◆ DATA IN THIS EXERCISE:

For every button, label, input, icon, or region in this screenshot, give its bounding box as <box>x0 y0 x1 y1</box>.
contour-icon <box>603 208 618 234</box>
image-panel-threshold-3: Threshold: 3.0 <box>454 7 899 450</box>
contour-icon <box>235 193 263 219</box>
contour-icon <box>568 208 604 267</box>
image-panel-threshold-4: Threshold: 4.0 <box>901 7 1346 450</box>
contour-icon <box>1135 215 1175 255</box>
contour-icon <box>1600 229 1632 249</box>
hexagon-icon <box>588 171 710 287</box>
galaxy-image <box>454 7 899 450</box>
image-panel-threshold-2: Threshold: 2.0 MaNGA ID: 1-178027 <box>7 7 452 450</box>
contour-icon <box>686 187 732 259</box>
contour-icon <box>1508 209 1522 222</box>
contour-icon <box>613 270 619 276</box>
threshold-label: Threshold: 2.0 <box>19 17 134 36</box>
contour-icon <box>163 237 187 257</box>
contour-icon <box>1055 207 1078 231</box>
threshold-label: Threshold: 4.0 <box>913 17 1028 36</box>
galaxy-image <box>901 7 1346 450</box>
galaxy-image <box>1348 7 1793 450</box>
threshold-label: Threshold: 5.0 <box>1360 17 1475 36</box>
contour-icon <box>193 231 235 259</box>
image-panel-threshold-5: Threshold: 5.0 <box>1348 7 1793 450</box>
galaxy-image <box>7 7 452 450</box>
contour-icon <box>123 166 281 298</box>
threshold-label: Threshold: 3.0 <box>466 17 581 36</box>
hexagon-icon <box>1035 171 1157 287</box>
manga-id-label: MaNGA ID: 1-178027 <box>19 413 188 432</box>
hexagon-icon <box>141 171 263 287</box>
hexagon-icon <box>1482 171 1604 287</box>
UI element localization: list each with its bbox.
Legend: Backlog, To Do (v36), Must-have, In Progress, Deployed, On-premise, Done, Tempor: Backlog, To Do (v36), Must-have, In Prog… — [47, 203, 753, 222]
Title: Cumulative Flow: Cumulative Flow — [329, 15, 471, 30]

◆ GIVEN REQUEST: Could you repeat all of the material above, swapping every "contour-icon" for "contour-marker" and leaving everything else unchanged?

◆ EXPECTED ANSWER:
For every button, label, input, icon, or region in this screenshot, give its bounding box as <box>x0 y0 x1 y1</box>.
contour-marker <box>603 208 618 234</box>
image-panel-threshold-3: Threshold: 3.0 <box>454 7 899 450</box>
contour-marker <box>235 193 263 219</box>
contour-marker <box>568 208 604 267</box>
image-panel-threshold-4: Threshold: 4.0 <box>901 7 1346 450</box>
contour-marker <box>1135 215 1175 255</box>
contour-marker <box>1600 229 1632 249</box>
hexagon-icon <box>588 171 710 287</box>
galaxy-image <box>454 7 899 450</box>
image-panel-threshold-2: Threshold: 2.0 MaNGA ID: 1-178027 <box>7 7 452 450</box>
contour-marker <box>686 187 732 259</box>
contour-marker <box>1508 209 1522 222</box>
contour-marker <box>613 270 619 276</box>
threshold-label: Threshold: 2.0 <box>19 17 134 36</box>
contour-marker <box>163 237 187 257</box>
contour-marker <box>1055 207 1078 231</box>
threshold-label: Threshold: 4.0 <box>913 17 1028 36</box>
galaxy-image <box>901 7 1346 450</box>
galaxy-image <box>1348 7 1793 450</box>
threshold-label: Threshold: 5.0 <box>1360 17 1475 36</box>
contour-marker <box>193 231 235 259</box>
image-panel-threshold-5: Threshold: 5.0 <box>1348 7 1793 450</box>
galaxy-image <box>7 7 452 450</box>
contour-marker <box>123 166 281 298</box>
threshold-label: Threshold: 3.0 <box>466 17 581 36</box>
hexagon-icon <box>1035 171 1157 287</box>
manga-id-label: MaNGA ID: 1-178027 <box>19 413 188 432</box>
hexagon-icon <box>141 171 263 287</box>
hexagon-icon <box>1482 171 1604 287</box>
UI element localization: list each with its bbox.
Legend: Backlog, To Do (v36), Must-have, In Progress, Deployed, On-premise, Done, Tempor: Backlog, To Do (v36), Must-have, In Prog… — [47, 203, 753, 222]
Title: Cumulative Flow: Cumulative Flow — [329, 15, 471, 30]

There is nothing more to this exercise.